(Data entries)
—————
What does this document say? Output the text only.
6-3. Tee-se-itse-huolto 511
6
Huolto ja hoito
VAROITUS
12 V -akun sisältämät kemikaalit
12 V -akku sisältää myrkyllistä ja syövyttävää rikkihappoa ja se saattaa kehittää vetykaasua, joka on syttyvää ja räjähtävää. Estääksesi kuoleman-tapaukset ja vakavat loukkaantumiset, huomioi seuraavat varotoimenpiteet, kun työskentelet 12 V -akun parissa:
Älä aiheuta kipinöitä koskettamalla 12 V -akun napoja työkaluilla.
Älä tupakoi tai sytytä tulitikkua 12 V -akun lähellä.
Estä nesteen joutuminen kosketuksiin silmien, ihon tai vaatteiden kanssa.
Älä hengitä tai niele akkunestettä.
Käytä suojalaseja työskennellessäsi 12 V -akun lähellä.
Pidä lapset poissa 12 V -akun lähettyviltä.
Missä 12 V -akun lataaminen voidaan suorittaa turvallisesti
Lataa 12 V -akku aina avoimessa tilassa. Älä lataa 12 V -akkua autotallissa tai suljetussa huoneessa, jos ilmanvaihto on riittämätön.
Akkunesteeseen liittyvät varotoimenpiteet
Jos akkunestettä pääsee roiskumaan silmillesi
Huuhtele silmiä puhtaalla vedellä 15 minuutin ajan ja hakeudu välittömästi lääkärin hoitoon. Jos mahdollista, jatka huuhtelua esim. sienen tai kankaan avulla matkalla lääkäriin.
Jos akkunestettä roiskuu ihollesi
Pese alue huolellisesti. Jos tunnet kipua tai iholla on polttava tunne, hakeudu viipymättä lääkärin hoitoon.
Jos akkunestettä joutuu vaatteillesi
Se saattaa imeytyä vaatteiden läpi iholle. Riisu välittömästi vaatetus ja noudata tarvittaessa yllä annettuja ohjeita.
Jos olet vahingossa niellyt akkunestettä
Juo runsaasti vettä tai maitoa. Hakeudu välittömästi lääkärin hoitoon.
—————
The request => Return every record, word for word.

Answer to the problem =>
What does this document say? Output the text only.
6-3. Tee-se-itse-huolto 511
6
Huolto ja hoito
VAROITUS
12 V -akun sisältämät kemikaalit
12 V -akku sisältää myrkyllistä ja syövyttävää rikkihappoa ja se saattaa kehittää vetykaasua, joka on syttyvää ja räjähtävää. Estääksesi kuoleman-tapaukset ja vakavat loukkaantumiset, huomioi seuraavat varotoimenpiteet, kun työskentelet 12 V -akun parissa:
Älä aiheuta kipinöitä koskettamalla 12 V -akun napoja työkaluilla.
Älä tupakoi tai sytytä tulitikkua 12 V -akun lähellä.
Estä nesteen joutuminen kosketuksiin silmien, ihon tai vaatteiden kanssa.
Älä hengitä tai niele akkunestettä.
Käytä suojalaseja työskennellessäsi 12 V -akun lähellä.
Pidä lapset poissa 12 V -akun lähettyviltä.
Missä 12 V -akun lataaminen voidaan suorittaa turvallisesti
Lataa 12 V -akku aina avoimessa tilassa. Älä lataa 12 V -akkua autotallissa tai suljetussa huoneessa, jos ilmanvaihto on riittämätön.
Akkunesteeseen liittyvät varotoimenpiteet
Jos akkunestettä pääsee roiskumaan silmillesi
Huuhtele silmiä puhtaalla vedellä 15 minuutin ajan ja hakeudu välittömästi lääkärin hoitoon. Jos mahdollista, jatka huuhtelua esim. sienen tai kankaan avulla matkalla lääkäriin.
Jos akkunestettä roiskuu ihollesi
Pese alue huolellisesti. Jos tunnet kipua tai iholla on polttava tunne, hakeudu viipymättä lääkärin hoitoon.
Jos akkunestettä joutuu vaatteillesi
Se saattaa imeytyä vaatteiden läpi iholle. Riisu välittömästi vaatetus ja noudata tarvittaessa yllä annettuja ohjeita.
Jos olet vahingossa niellyt akkunestettä
Juo runsaasti vettä tai maitoa. Hakeudu välittömästi lääkärin hoitoon.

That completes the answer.